* **Job a**:
Reproduce, word for word, the entire mailing list post about building a Tor router.

* **Source**:
* START *

2013-11-22 Thread Chris Burge
I very rarely (if ever) comment on this list (I like to read and
learn).  That said, I've been looking into building a TOR router using
Pi.  This is because I have elements within my home that are
technically inept and thus are a danger to themselves and everyone
else (ageing parents...what can you say).  I've been planning a coup
by secretly replacing the current Tomato router with something like
the Pi (I've been unsuccessful in getting TOR to work on the Tomato
router).  The scare, to me, of buying a device is what is in there
(things that compromise TOR) but it does tempt me because I'm lazy
(probably the cause of my downfall).  Granted a router does not
guarantee safety from Grandpa downloading something bad that
compromises the router but one step at a time...right?

On 11/22/13, Sean Alexandre s...@alexan.org wrote:
 On Fri, Nov 22, 2013 at 04:50:44PM +0600, Roman Mamedov wrote:
 https://pogoplug.com/safeplug

 Someone should buy this and post a teardown. :)

 (via
 http://www.cnx-software.com/2013/11/22/49-safeplug-tor-router-let-you-browse-the-net-anonymously/
 )

 I think these kind of devices configured for Tor make good relays, but
 aren't
 great for anonymity. Tor anonymizes your IP address and DNS requests, but
 application protocols can still reveal your identity.

* END *

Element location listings
* START *

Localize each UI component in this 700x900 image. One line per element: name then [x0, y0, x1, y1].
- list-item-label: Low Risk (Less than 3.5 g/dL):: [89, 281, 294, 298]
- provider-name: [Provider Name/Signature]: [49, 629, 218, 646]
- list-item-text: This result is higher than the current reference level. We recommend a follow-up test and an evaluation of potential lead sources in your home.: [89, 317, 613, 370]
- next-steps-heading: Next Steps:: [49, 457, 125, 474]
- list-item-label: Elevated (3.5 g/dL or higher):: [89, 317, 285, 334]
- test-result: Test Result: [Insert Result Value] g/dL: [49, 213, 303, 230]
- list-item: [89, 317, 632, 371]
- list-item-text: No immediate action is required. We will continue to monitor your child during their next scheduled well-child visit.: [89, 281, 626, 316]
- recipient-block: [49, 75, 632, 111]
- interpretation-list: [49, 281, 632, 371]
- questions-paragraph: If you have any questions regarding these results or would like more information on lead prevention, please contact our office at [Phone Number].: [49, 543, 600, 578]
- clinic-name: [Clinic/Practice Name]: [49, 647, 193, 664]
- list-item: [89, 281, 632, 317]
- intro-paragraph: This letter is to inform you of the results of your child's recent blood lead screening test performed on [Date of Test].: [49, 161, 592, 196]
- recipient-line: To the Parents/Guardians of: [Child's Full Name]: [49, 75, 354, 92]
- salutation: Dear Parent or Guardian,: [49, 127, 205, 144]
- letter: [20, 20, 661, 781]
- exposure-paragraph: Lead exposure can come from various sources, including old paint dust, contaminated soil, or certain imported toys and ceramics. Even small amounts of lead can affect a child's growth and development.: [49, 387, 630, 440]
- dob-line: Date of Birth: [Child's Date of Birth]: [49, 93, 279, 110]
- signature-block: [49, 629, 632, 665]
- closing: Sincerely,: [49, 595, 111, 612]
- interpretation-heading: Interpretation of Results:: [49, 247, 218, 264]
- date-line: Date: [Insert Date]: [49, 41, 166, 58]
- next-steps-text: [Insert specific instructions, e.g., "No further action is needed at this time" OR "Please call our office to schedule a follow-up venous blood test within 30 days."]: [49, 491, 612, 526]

* END *

* **Job b**:
Quote the records from their first line through the line that contains "- clinic-name: [Clinic/Practice", including both of those lines and nothing else.

* **Exercise output a**:
2013-11-22 Thread Chris Burge
I very rarely (if ever) comment on this list (I like to read and
learn).  That said, I've been looking into building a TOR router using
Pi.  This is because I have elements within my home that are
technically inept and thus are a danger to themselves and everyone
else (ageing parents...what can you say).  I've been planning a coup
by secretly replacing the current Tomato router with something like
the Pi (I've been unsuccessful in getting TOR to work on the Tomato
router).  The scare, to me, of buying a device is what is in there
(things that compromise TOR) but it does tempt me because I'm lazy
(probably the cause of my downfall).  Granted a router does not
guarantee safety from Grandpa downloading something bad that
compromises the router but one step at a time...right?

On 11/22/13, Sean Alexandre s...@alexan.org wrote:
 On Fri, Nov 22, 2013 at 04:50:44PM +0600, Roman Mamedov wrote:
 https://pogoplug.com/safeplug

 Someone should buy this and post a teardown. :)

 (via
 http://www.cnx-software.com/2013/11/22/49-safeplug-tor-router-let-you-browse-the-net-anonymously/
 )

 I think these kind of devices configured for Tor make good relays, but
 aren't
 great for anonymity. Tor anonymizes your IP address and DNS requests, but
 application protocols can still reveal your identity.

* **Exercise output b**:
Localize each UI component in this 700x900 image. One line per element: name then [x0, y0, x1, y1].
- list-item-label: Low Risk (Less than 3.5 g/dL):: [89, 281, 294, 298]
- provider-name: [Provider Name/Signature]: [49, 629, 218, 646]
- list-item-text: This result is higher than the current reference level. We recommend a follow-up test and an evaluation of potential lead sources in your home.: [89, 317, 613, 370]
- next-steps-heading: Next Steps:: [49, 457, 125, 474]
- list-item-label: Elevated (3.5 g/dL or higher):: [89, 317, 285, 334]
- test-result: Test Result: [Insert Result Value] g/dL: [49, 213, 303, 230]
- list-item: [89, 317, 632, 371]
- list-item-text: No immediate action is required. We will continue to monitor your child during their next scheduled well-child visit.: [89, 281, 626, 316]
- recipient-block: [49, 75, 632, 111]
- interpretation-list: [49, 281, 632, 371]
- questions-paragraph: If you have any questions regarding these results or would like more information on lead prevention, please contact our office at [Phone Number].: [49, 543, 600, 578]
- clinic-name: [Clinic/Practice Name]: [49, 647, 193, 664]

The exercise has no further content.